• Cuplikan Dokumen
Konon ada dua orang kakak beradik bernama Buana dan Wisesa. Selam hidupnya antara keduanya selalu saling bertanya jawab masalah hidup dan mereka selalu berfikir mengenai nilai-nilai kehidupan. Buana bertempat tinggal di sebuah Kampung besar yang bernama Jembarngalah, sedangkan Wisesa bertempat tinggal di sebuah kampung kecil bernama Jamanngalah.
Pertanyaan pertama diajukan oleh Wisesa yang kemudian dijawab oleh Buana. Adapun pertanyaan itu berbunyi. Ketika hidup di dunia bagaimana asal muasalnya dan bagaimana kita lahir dari orang tua itu.
Kata Buana, kita berada di tujuh alam, dan melalui tujuh alam itu kita lahir ke dunia. Ketujuh alam itu adalah alam akhadiat, alam wahdat, alam wahidiat, alam arwah, alam ajam, alam missal, dan alam insane kamil.
Selanjutnya Buana mengajukan pertanyaan kepada Wisesa yang isinya, Apa yang akan ditempuh oleh orang yang akan meninggal dunia Wisesa menerangkan bahwa jalan yang akan ditempuh oleh orang yang akan mati melalui tujuh alam yang berlambangkan dalam tubuh kita sendiri yaitu lidah, telinga, hidung, mata, kulit, otak dan kemaluan. Kepada tujuh anggota badan itulah kita mengabdi selama hidup.
Karena kesenangan di akherat nanti sangat tergantung pada penggunaan ketujuh anggota badan itu, yaitu apakah diabdikan kepada kehidupan duniawi saja ataupun bagi kepentingan hidup di akherat nanti, maka Wisesa memberi nasehat agar kita jangan terlalu mementingkan kehidupan di dunia saja.
Pertanyaan selanjutnya yang diajukan oleh Wisesa setelah menajwab pertanyaan Buana, Apa yang dapat dibawa dari kehidupan di dunia untuk kepentingan hidup di akherat nanti Buana menerangkan bahwa ada lima hal pekerjaan di dunia, yaitu yang dilakukan oleh mata, hidung, telinga, mulut dan otak. Kelima pekerjaan itu seperti dilambangkan oleh Rukun Islam. Keterangan mengenai Rukun Islam oleh Buana dijelaskan dengan panjang lebar.
Nasehat-nasehat dari dua orang kakak beradik itu sangat penting buat kita yang pokoknya dalam hidup itu kita harus saling asah, saling asuh dan saling asih.

• Data Tersedia
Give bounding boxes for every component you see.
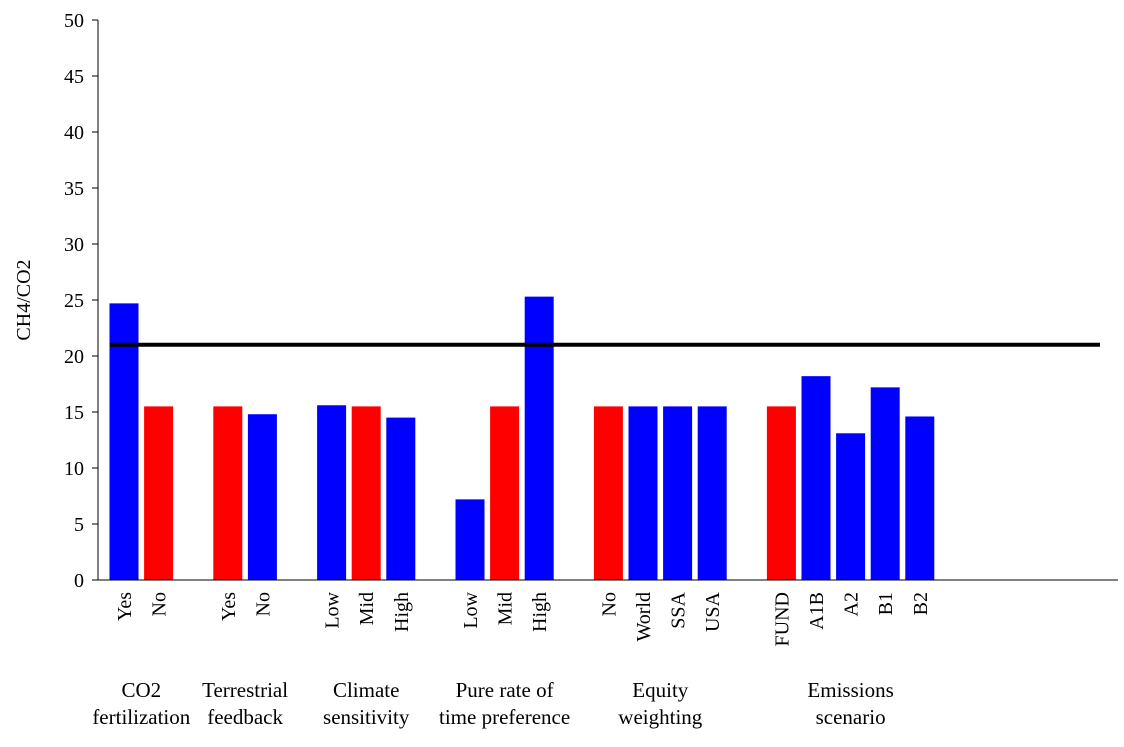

• Hal yang Diminta
Salin kembali bagian kisah kakak beradik Buana dan Wisesa, mulai dari "Pertanyaan selanjutnya yang" sampai dengan "dan saling asih.", dan ganti kata "pekerjaan" dengan "perbuatan". Data tersebut berasal dari sumber yang berbeda.

• Jawaban Latihan
Pertanyaan selanjutnya yang diajukan oleh Wisesa setelah menajwab pertanyaan Buana, Apa yang dapat dibawa dari kehidupan di dunia untuk kepentingan hidup di akherat nanti Buana menerangkan bahwa ada lima hal perbuatan di dunia, yaitu yang dilakukan oleh mata, hidung, telinga, mulut dan otak. Kelima perbuatan itu seperti dilambangkan oleh Rukun Islam. Keterangan mengenai Rukun Islam oleh Buana dijelaskan dengan panjang lebar.
Nasehat-nasehat dari dua orang kakak beradik itu sangat penting buat kita yang pokoknya dalam hidup itu kita harus saling asah, saling asuh dan saling asih.